___ Exercise materials ___

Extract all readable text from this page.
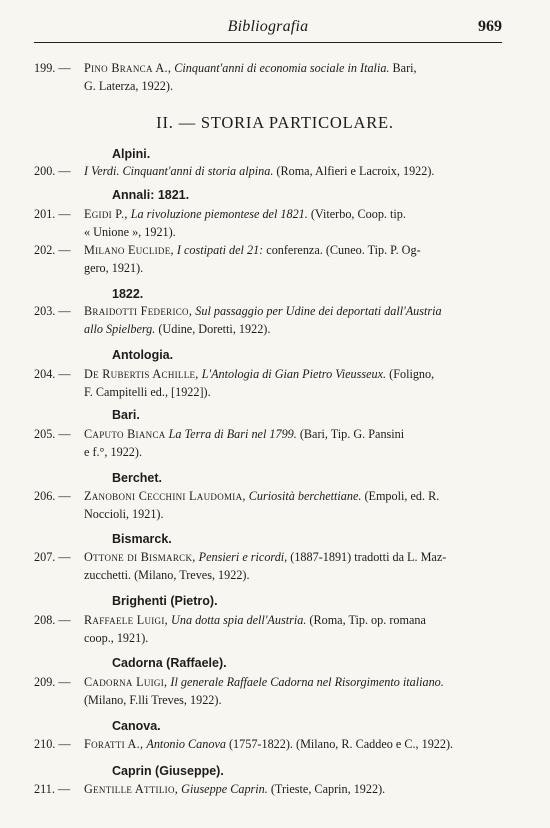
Bibliografia	969
199. —	Pino Branca A., Cinquant'anni di economia sociale in Italia. Bari,
G. Laterza, 1922).
II. — STORIA PARTICOLARE.
Alpini.
200. —	I Verdi. Cinquant'anni di storia alpina. (Roma, Alfieri e Lacroix, 1922).
Annali: 1821.
201. —	Egidi P., La rivoluzione piemontese del 1821. (Viterbo, Coop. tip.
« Unione », 1921).
202. —	Milano Euclide, I costipati del 21: conferenza. (Cuneo. Tip. P. Og-
gero, 1921).
1822.
203. —	Braidotti Federico, Sul passaggio per Udine dei deportati dall'Austria
allo Spielberg. (Udine, Doretti, 1922).
Antologia.
204. —	De Rubertis Achille, L'Antologia di Gian Pietro Vieusseux. (Foligno,
F. Campitelli ed., [1922]).
Bari.
205. —	Caputo Bianca La Terra di Bari nel 1799. (Bari, Tip. G. Pansini
e f.°, 1922).
Berchet.
206. —	Zanoboni Cecchini Laudomia, Curiosità berchettiane. (Empoli, ed. R.
Noccioli, 1921).
Bismarck.
207. —	Ottone di Bismarck, Pensieri e ricordi, (1887-1891) tradotti da L. Maz-
zucchetti. (Milano, Treves, 1922).
Brighenti (Pietro).
208. —	Raffaele Luigi, Una dotta spia dell'Austria. (Roma, Tip. op. romana
coop., 1921).
Cadorna (Raffaele).
209. —	Cadorna Luigi, Il generale Raffaele Cadorna nel Risorgimento italiano.
(Milano, F.lli Treves, 1922).
Canova.
210. —	Foratti A., Antonio Canova (1757-1822). (Milano, R. Caddeo e C., 1922).
Caprin (Giuseppe).
211. —	Gentille Attilio, Giuseppe Caprin. (Trieste, Caprin, 1922).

___

[Problem to work on] Go through the listing above and pull out each line containing the word "Giuseppe".

[Reply to the exercise]
Caprin (Giuseppe).
211. —	Gentille Attilio, Giuseppe Caprin. (Trieste, Caprin, 1922).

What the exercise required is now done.